Records from a data collection:

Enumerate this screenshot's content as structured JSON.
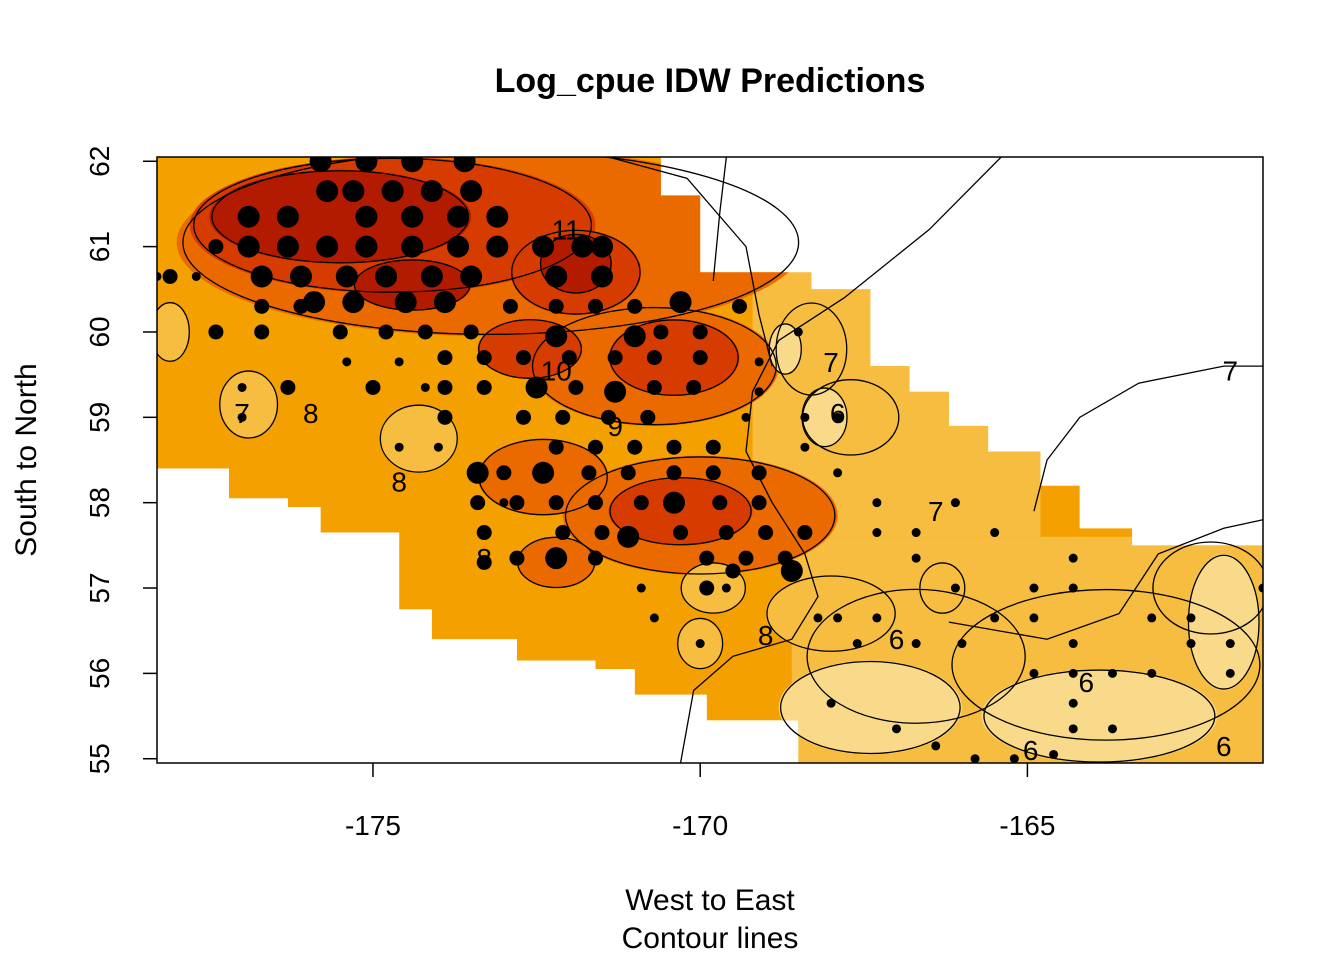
{
  "chart_data": {
    "type": "heatmap",
    "title": "Log_cpue IDW Predictions",
    "xlabel": "West to East",
    "xlabel_sub": "Contour lines",
    "ylabel": "South to North",
    "xlim": [
      -178.3,
      -161.4
    ],
    "ylim": [
      54.95,
      62.05
    ],
    "x_ticks": [
      -175,
      -170,
      -165
    ],
    "y_ticks": [
      55,
      56,
      57,
      58,
      59,
      60,
      61,
      62
    ],
    "x_tick_labels": [
      "-175",
      "-170",
      "-165"
    ],
    "y_tick_labels": [
      "55",
      "56",
      "57",
      "58",
      "59",
      "60",
      "61",
      "62"
    ],
    "colors": {
      "level_10_plus": "#b31b00",
      "level_9_10": "#d63c00",
      "level_8_9": "#ea6a00",
      "level_7_8": "#f4a000",
      "level_6_7": "#f6bd40",
      "level_5_6": "#f9d98a",
      "level_below_5": "#fff2b8",
      "contour": "#000000",
      "points": "#000000"
    },
    "contour_labels": [
      {
        "text": "7",
        "lon": -161.9,
        "lat": 59.55
      },
      {
        "text": "11",
        "lon": -172.05,
        "lat": 61.2
      },
      {
        "text": "10",
        "lon": -172.2,
        "lat": 59.55
      },
      {
        "text": "9",
        "lon": -171.3,
        "lat": 58.9
      },
      {
        "text": "8",
        "lon": -175.95,
        "lat": 59.05
      },
      {
        "text": "8",
        "lon": -174.6,
        "lat": 58.25
      },
      {
        "text": "8",
        "lon": -173.3,
        "lat": 57.35
      },
      {
        "text": "8",
        "lon": -169.0,
        "lat": 56.45
      },
      {
        "text": "7",
        "lon": -177.0,
        "lat": 59.05
      },
      {
        "text": "7",
        "lon": -168.0,
        "lat": 59.65
      },
      {
        "text": "7",
        "lon": -166.4,
        "lat": 57.9
      },
      {
        "text": "6",
        "lon": -167.9,
        "lat": 59.05
      },
      {
        "text": "6",
        "lon": -167.0,
        "lat": 56.4
      },
      {
        "text": "6",
        "lon": -164.1,
        "lat": 55.9
      },
      {
        "text": "6",
        "lon": -164.95,
        "lat": 55.1
      },
      {
        "text": "6",
        "lon": -162.0,
        "lat": 55.15
      }
    ],
    "surface_blobs": [
      {
        "level": 8,
        "lon": -173.2,
        "lat": 61.05,
        "rx": 4.8,
        "ry": 1.1
      },
      {
        "level": 8,
        "lon": -170.7,
        "lat": 59.6,
        "rx": 1.9,
        "ry": 0.7
      },
      {
        "level": 8,
        "lon": -170.0,
        "lat": 57.85,
        "rx": 2.1,
        "ry": 0.7
      },
      {
        "level": 8,
        "lon": -172.4,
        "lat": 58.3,
        "rx": 1.0,
        "ry": 0.45
      },
      {
        "level": 8,
        "lon": -172.2,
        "lat": 57.3,
        "rx": 0.6,
        "ry": 0.3
      },
      {
        "level": 9,
        "lon": -174.7,
        "lat": 61.25,
        "rx": 3.1,
        "ry": 0.8
      },
      {
        "level": 9,
        "lon": -171.9,
        "lat": 60.7,
        "rx": 1.0,
        "ry": 0.5
      },
      {
        "level": 9,
        "lon": -170.4,
        "lat": 59.7,
        "rx": 1.0,
        "ry": 0.45
      },
      {
        "level": 9,
        "lon": -172.6,
        "lat": 59.8,
        "rx": 0.8,
        "ry": 0.35
      },
      {
        "level": 9,
        "lon": -170.3,
        "lat": 57.9,
        "rx": 1.1,
        "ry": 0.4
      },
      {
        "level": 10,
        "lon": -175.5,
        "lat": 61.35,
        "rx": 2.0,
        "ry": 0.55
      },
      {
        "level": 10,
        "lon": -171.9,
        "lat": 60.8,
        "rx": 0.55,
        "ry": 0.35
      },
      {
        "level": 10,
        "lon": -174.4,
        "lat": 60.55,
        "rx": 0.9,
        "ry": 0.3
      },
      {
        "level": 6,
        "lon": -168.3,
        "lat": 59.8,
        "rx": 0.55,
        "ry": 0.55
      },
      {
        "level": 6,
        "lon": -167.7,
        "lat": 59.0,
        "rx": 0.75,
        "ry": 0.45
      },
      {
        "level": 6,
        "lon": -176.9,
        "lat": 59.15,
        "rx": 0.45,
        "ry": 0.4
      },
      {
        "level": 6,
        "lon": -174.3,
        "lat": 58.75,
        "rx": 0.6,
        "ry": 0.4
      },
      {
        "level": 6,
        "lon": -178.1,
        "lat": 60.0,
        "rx": 0.3,
        "ry": 0.35
      },
      {
        "level": 6,
        "lon": -168.0,
        "lat": 56.7,
        "rx": 1.0,
        "ry": 0.45
      },
      {
        "level": 6,
        "lon": -166.7,
        "lat": 56.2,
        "rx": 1.7,
        "ry": 0.8
      },
      {
        "level": 6,
        "lon": -163.8,
        "lat": 56.1,
        "rx": 2.4,
        "ry": 0.9
      },
      {
        "level": 6,
        "lon": -162.2,
        "lat": 57.0,
        "rx": 0.9,
        "ry": 0.55
      },
      {
        "level": 6,
        "lon": -166.3,
        "lat": 57.0,
        "rx": 0.35,
        "ry": 0.3
      },
      {
        "level": 6,
        "lon": -170.0,
        "lat": 56.35,
        "rx": 0.35,
        "ry": 0.3
      },
      {
        "level": 6,
        "lon": -169.8,
        "lat": 57.0,
        "rx": 0.5,
        "ry": 0.3
      },
      {
        "level": 5,
        "lon": -167.4,
        "lat": 55.6,
        "rx": 1.4,
        "ry": 0.55
      },
      {
        "level": 5,
        "lon": -163.9,
        "lat": 55.5,
        "rx": 1.8,
        "ry": 0.55
      },
      {
        "level": 5,
        "lon": -162.0,
        "lat": 56.6,
        "rx": 0.55,
        "ry": 0.8
      },
      {
        "level": 5,
        "lon": -168.1,
        "lat": 59.0,
        "rx": 0.35,
        "ry": 0.35
      },
      {
        "level": 5,
        "lon": -168.7,
        "lat": 59.8,
        "rx": 0.25,
        "ry": 0.3
      }
    ],
    "series": [
      {
        "size": "large",
        "points": [
          [
            -176.9,
            61.35
          ],
          [
            -176.3,
            61.35
          ],
          [
            -175.7,
            61.65
          ],
          [
            -175.3,
            61.65
          ],
          [
            -174.7,
            61.65
          ],
          [
            -174.1,
            61.65
          ],
          [
            -173.5,
            61.65
          ],
          [
            -175.8,
            62.0
          ],
          [
            -175.1,
            62.0
          ],
          [
            -174.4,
            62.0
          ],
          [
            -173.6,
            62.0
          ],
          [
            -176.9,
            61.0
          ],
          [
            -176.3,
            61.0
          ],
          [
            -175.7,
            61.0
          ],
          [
            -175.1,
            61.35
          ],
          [
            -174.4,
            61.35
          ],
          [
            -173.7,
            61.35
          ],
          [
            -173.1,
            61.35
          ],
          [
            -175.1,
            61.0
          ],
          [
            -174.4,
            61.0
          ],
          [
            -173.7,
            61.0
          ],
          [
            -173.1,
            61.0
          ],
          [
            -172.4,
            61.0
          ],
          [
            -171.8,
            61.0
          ],
          [
            -171.5,
            61.0
          ],
          [
            -176.7,
            60.65
          ],
          [
            -176.1,
            60.65
          ],
          [
            -175.4,
            60.65
          ],
          [
            -174.8,
            60.65
          ],
          [
            -174.1,
            60.65
          ],
          [
            -173.5,
            60.65
          ],
          [
            -172.2,
            60.65
          ],
          [
            -171.5,
            60.65
          ],
          [
            -175.9,
            60.35
          ],
          [
            -175.3,
            60.35
          ],
          [
            -174.5,
            60.35
          ],
          [
            -173.9,
            60.35
          ],
          [
            -170.3,
            60.35
          ],
          [
            -172.2,
            59.95
          ],
          [
            -171.3,
            59.3
          ],
          [
            -172.5,
            59.35
          ],
          [
            -171.0,
            59.95
          ],
          [
            -172.4,
            58.35
          ],
          [
            -170.4,
            58.0
          ],
          [
            -171.1,
            57.6
          ],
          [
            -172.2,
            57.35
          ],
          [
            -173.4,
            58.35
          ],
          [
            -168.6,
            57.2
          ]
        ]
      },
      {
        "size": "medium",
        "points": [
          [
            -177.4,
            61.0
          ],
          [
            -176.7,
            60.3
          ],
          [
            -176.1,
            60.3
          ],
          [
            -175.5,
            60.0
          ],
          [
            -174.8,
            60.0
          ],
          [
            -174.2,
            60.0
          ],
          [
            -173.5,
            60.0
          ],
          [
            -178.1,
            60.65
          ],
          [
            -177.4,
            60.0
          ],
          [
            -176.7,
            60.0
          ],
          [
            -172.9,
            60.3
          ],
          [
            -172.2,
            60.3
          ],
          [
            -171.6,
            60.3
          ],
          [
            -171.0,
            60.3
          ],
          [
            -170.6,
            60.0
          ],
          [
            -170.0,
            60.0
          ],
          [
            -169.4,
            60.3
          ],
          [
            -172.7,
            59.7
          ],
          [
            -172.0,
            59.7
          ],
          [
            -171.3,
            59.7
          ],
          [
            -170.7,
            59.7
          ],
          [
            -170.0,
            59.7
          ],
          [
            -171.9,
            59.35
          ],
          [
            -170.7,
            59.35
          ],
          [
            -170.1,
            59.35
          ],
          [
            -173.3,
            59.7
          ],
          [
            -173.9,
            59.7
          ],
          [
            -173.9,
            59.0
          ],
          [
            -172.7,
            59.0
          ],
          [
            -172.1,
            59.0
          ],
          [
            -171.4,
            59.0
          ],
          [
            -170.8,
            59.0
          ],
          [
            -172.2,
            58.65
          ],
          [
            -171.6,
            58.65
          ],
          [
            -171.0,
            58.65
          ],
          [
            -170.4,
            58.65
          ],
          [
            -169.8,
            58.65
          ],
          [
            -173.0,
            58.35
          ],
          [
            -171.7,
            58.35
          ],
          [
            -171.1,
            58.35
          ],
          [
            -170.4,
            58.35
          ],
          [
            -169.8,
            58.35
          ],
          [
            -169.1,
            58.35
          ],
          [
            -173.4,
            58.0
          ],
          [
            -172.8,
            58.0
          ],
          [
            -172.2,
            58.0
          ],
          [
            -171.6,
            58.0
          ],
          [
            -170.9,
            58.0
          ],
          [
            -169.7,
            58.0
          ],
          [
            -169.1,
            58.0
          ],
          [
            -173.3,
            57.65
          ],
          [
            -172.1,
            57.65
          ],
          [
            -171.5,
            57.65
          ],
          [
            -170.3,
            57.65
          ],
          [
            -169.6,
            57.65
          ],
          [
            -169.0,
            57.65
          ],
          [
            -168.4,
            57.65
          ],
          [
            -172.8,
            57.35
          ],
          [
            -171.6,
            57.35
          ],
          [
            -169.9,
            57.35
          ],
          [
            -169.3,
            57.35
          ],
          [
            -168.7,
            57.35
          ],
          [
            -169.5,
            57.2
          ],
          [
            -173.3,
            57.3
          ],
          [
            -176.3,
            59.35
          ],
          [
            -175.0,
            59.35
          ],
          [
            -173.9,
            59.35
          ],
          [
            -173.3,
            59.35
          ],
          [
            -169.9,
            57.0
          ]
        ]
      },
      {
        "size": "small",
        "points": [
          [
            -178.3,
            60.65
          ],
          [
            -177.7,
            60.65
          ],
          [
            -177.0,
            59.35
          ],
          [
            -177.0,
            59.0
          ],
          [
            -175.4,
            59.65
          ],
          [
            -174.6,
            59.65
          ],
          [
            -174.2,
            59.35
          ],
          [
            -174.6,
            58.65
          ],
          [
            -174.0,
            58.65
          ],
          [
            -173.0,
            58.0
          ],
          [
            -169.1,
            59.3
          ],
          [
            -169.1,
            59.65
          ],
          [
            -168.5,
            60.0
          ],
          [
            -167.9,
            59.0
          ],
          [
            -167.9,
            58.35
          ],
          [
            -167.3,
            58.0
          ],
          [
            -166.7,
            57.65
          ],
          [
            -166.7,
            57.35
          ],
          [
            -166.1,
            58.0
          ],
          [
            -165.5,
            57.65
          ],
          [
            -166.1,
            57.0
          ],
          [
            -167.3,
            57.65
          ],
          [
            -166.0,
            56.35
          ],
          [
            -166.7,
            56.35
          ],
          [
            -167.3,
            56.65
          ],
          [
            -167.9,
            56.65
          ],
          [
            -168.2,
            56.65
          ],
          [
            -170.7,
            56.65
          ],
          [
            -170.9,
            57.0
          ],
          [
            -170.0,
            56.35
          ],
          [
            -167.6,
            56.35
          ],
          [
            -168.0,
            55.65
          ],
          [
            -167.0,
            55.35
          ],
          [
            -166.4,
            55.15
          ],
          [
            -165.8,
            55.0
          ],
          [
            -165.2,
            55.0
          ],
          [
            -164.6,
            55.05
          ],
          [
            -164.9,
            56.0
          ],
          [
            -164.9,
            56.65
          ],
          [
            -164.3,
            56.35
          ],
          [
            -164.3,
            56.0
          ],
          [
            -164.3,
            55.65
          ],
          [
            -164.3,
            55.35
          ],
          [
            -163.7,
            55.35
          ],
          [
            -163.7,
            56.0
          ],
          [
            -163.1,
            56.0
          ],
          [
            -162.5,
            56.35
          ],
          [
            -162.5,
            56.65
          ],
          [
            -161.9,
            56.35
          ],
          [
            -161.9,
            56.0
          ],
          [
            -163.1,
            56.65
          ],
          [
            -164.3,
            57.0
          ],
          [
            -164.9,
            57.0
          ],
          [
            -164.3,
            57.35
          ],
          [
            -165.5,
            56.65
          ],
          [
            -161.4,
            57.0
          ],
          [
            -169.6,
            57.0
          ],
          [
            -169.3,
            59.0
          ],
          [
            -168.4,
            59.0
          ],
          [
            -168.4,
            58.65
          ]
        ]
      }
    ]
  }
}
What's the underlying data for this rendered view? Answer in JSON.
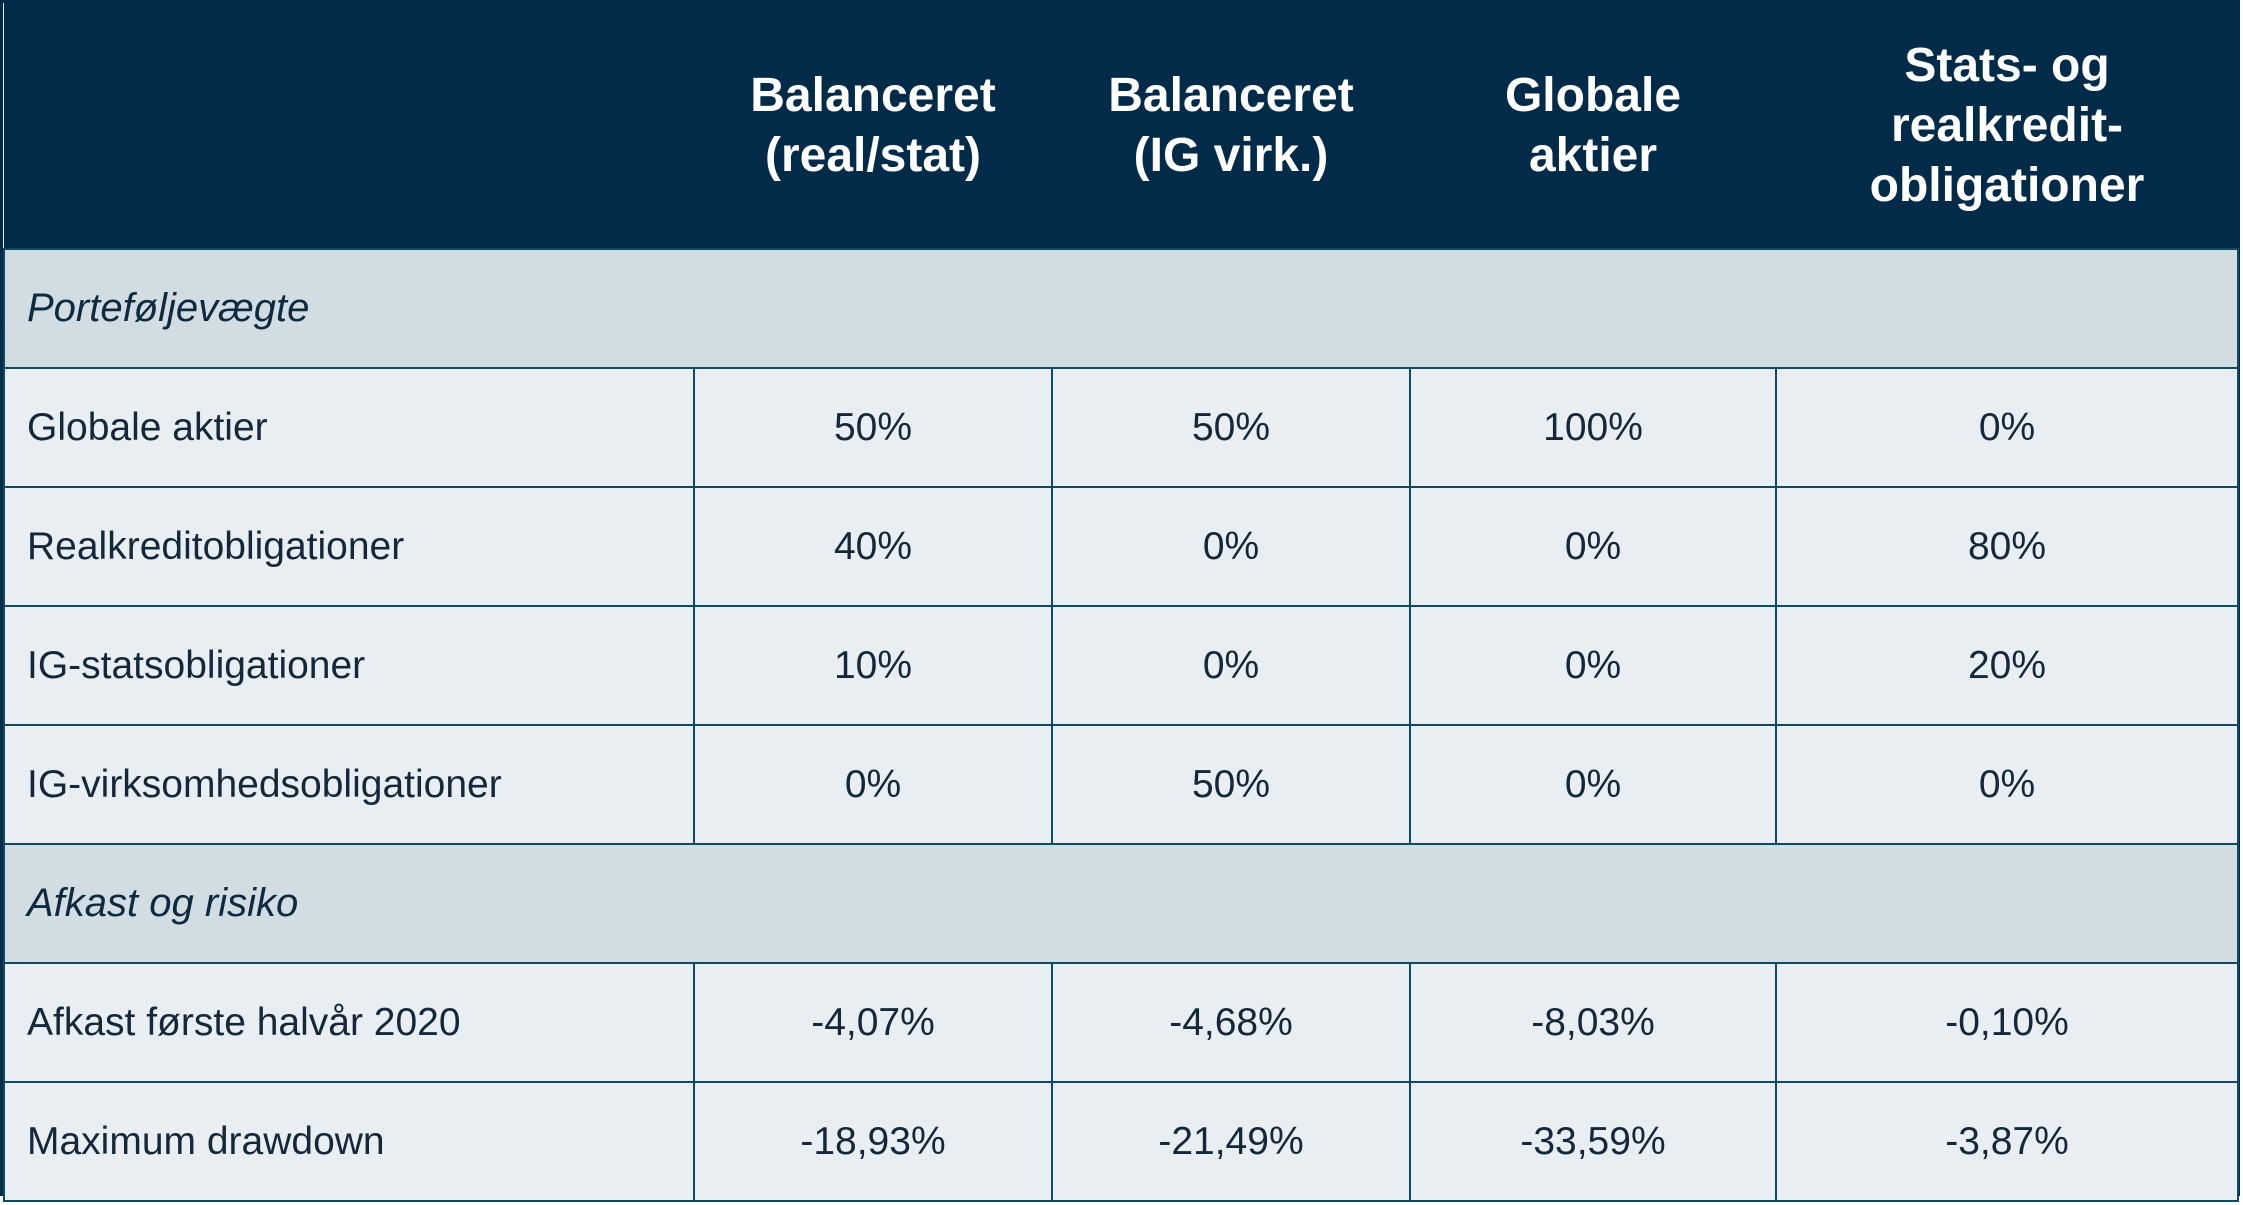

▶ [What is being asked] Pick out all lines containing the string "JSON".

▶ [Task response]
Enumerate this screenshot's content as structured JSON.
What's the underlying data for this rendered view? Answer in JSON.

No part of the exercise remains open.